● TASK TO COMPLETE: Everything from the line containing "Output the text content of this document." through the last line of the records must be returned verbatim, and nothing outside that range.

■ ■ ■

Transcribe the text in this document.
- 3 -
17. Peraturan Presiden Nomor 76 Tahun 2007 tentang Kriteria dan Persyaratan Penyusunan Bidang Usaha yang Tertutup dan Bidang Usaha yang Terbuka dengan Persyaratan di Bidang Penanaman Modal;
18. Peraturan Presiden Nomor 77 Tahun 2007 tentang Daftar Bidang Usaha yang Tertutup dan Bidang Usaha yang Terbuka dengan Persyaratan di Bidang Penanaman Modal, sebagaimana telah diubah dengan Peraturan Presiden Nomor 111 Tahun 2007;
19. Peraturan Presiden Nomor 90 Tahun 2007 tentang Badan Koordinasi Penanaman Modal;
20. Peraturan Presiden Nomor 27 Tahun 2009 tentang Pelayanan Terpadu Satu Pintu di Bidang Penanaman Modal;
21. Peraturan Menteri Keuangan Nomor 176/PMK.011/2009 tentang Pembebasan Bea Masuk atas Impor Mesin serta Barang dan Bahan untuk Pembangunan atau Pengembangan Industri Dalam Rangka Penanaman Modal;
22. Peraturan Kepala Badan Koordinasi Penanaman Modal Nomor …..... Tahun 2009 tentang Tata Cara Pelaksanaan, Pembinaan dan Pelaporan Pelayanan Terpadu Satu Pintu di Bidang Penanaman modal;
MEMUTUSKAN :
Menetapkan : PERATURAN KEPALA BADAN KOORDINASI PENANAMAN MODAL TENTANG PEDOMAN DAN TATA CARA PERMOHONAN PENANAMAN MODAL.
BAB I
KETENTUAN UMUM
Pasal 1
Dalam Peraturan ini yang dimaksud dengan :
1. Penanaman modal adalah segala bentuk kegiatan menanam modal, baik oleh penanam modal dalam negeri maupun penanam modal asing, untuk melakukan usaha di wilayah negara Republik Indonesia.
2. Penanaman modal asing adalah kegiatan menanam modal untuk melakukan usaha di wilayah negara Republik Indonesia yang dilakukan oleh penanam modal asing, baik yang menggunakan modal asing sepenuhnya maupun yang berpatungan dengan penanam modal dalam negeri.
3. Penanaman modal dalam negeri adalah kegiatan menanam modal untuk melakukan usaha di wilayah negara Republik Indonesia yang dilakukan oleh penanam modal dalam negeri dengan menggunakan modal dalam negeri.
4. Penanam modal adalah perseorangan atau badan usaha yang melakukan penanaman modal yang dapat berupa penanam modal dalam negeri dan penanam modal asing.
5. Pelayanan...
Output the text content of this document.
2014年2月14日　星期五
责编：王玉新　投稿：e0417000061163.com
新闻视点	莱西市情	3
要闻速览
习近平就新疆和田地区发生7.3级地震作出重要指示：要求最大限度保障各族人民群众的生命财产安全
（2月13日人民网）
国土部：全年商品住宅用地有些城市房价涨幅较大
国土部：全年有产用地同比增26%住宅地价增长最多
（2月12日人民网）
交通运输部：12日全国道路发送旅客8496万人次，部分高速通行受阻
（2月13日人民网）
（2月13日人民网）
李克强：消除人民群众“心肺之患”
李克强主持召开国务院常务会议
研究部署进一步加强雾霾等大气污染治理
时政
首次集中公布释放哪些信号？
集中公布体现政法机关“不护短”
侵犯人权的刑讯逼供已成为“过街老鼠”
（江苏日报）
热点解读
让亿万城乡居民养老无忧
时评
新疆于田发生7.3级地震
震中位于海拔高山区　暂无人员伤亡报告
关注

■ ■ ■

● TASK OUTPUT:
Output the text content of this document.
2014年2月14日　星期五
责编：王玉新　投稿：e0417000061163.com
新闻视点	莱西市情	3
要闻速览
习近平就新疆和田地区发生7.3级地震作出重要指示：要求最大限度保障各族人民群众的生命财产安全
（2月13日人民网）
国土部：全年商品住宅用地有些城市房价涨幅较大
国土部：全年有产用地同比增26%住宅地价增长最多
（2月12日人民网）
交通运输部：12日全国道路发送旅客8496万人次，部分高速通行受阻
（2月13日人民网）
（2月13日人民网）
李克强：消除人民群众“心肺之患”
李克强主持召开国务院常务会议
研究部署进一步加强雾霾等大气污染治理
时政
首次集中公布释放哪些信号？
集中公布体现政法机关“不护短”
侵犯人权的刑讯逼供已成为“过街老鼠”
（江苏日报）
热点解读
让亿万城乡居民养老无忧
时评
新疆于田发生7.3级地震
震中位于海拔高山区　暂无人员伤亡报告
关注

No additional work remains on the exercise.